## Start Data for processing

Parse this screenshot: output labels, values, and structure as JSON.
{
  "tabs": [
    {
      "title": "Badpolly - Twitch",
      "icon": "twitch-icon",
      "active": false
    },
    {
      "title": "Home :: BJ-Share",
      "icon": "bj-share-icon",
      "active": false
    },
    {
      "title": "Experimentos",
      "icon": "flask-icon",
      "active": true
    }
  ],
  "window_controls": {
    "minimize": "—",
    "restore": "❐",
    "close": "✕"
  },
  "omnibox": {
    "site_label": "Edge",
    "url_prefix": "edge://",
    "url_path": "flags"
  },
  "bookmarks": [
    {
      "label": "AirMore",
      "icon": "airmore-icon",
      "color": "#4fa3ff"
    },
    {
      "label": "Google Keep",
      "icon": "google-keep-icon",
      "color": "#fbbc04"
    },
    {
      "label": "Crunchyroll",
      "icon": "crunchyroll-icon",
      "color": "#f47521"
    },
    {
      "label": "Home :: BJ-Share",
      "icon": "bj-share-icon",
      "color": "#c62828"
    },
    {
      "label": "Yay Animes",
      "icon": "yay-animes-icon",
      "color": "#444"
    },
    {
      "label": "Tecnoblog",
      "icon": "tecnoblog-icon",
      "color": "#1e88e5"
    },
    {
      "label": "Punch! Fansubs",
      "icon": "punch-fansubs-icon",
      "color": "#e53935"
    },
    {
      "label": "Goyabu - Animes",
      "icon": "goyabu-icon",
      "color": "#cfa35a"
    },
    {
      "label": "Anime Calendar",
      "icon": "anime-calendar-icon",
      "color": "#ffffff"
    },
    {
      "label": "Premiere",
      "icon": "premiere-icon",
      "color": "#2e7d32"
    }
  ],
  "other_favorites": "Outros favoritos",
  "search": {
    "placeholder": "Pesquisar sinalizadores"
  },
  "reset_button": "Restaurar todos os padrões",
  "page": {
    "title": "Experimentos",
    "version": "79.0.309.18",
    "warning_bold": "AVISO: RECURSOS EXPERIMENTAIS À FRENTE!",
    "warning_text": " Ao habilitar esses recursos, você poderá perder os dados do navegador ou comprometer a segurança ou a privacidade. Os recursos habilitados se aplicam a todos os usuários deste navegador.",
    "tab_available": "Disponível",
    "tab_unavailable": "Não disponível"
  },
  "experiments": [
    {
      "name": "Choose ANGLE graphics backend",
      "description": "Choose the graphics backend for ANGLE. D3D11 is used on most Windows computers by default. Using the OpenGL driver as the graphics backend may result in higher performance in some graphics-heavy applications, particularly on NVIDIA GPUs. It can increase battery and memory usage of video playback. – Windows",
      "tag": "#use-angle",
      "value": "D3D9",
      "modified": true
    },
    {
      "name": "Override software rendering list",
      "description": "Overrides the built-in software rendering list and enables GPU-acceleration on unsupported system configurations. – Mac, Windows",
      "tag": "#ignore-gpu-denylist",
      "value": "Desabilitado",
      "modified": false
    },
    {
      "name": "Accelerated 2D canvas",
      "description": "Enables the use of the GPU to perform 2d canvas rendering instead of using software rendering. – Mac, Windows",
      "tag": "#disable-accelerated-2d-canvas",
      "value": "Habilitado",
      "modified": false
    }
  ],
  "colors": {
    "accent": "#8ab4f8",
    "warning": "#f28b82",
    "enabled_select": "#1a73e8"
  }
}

## End Data for processing

(Directions)
A line counts if it holds the word "canvas". How many lines of the entries count? Give the number only.

(Result)
3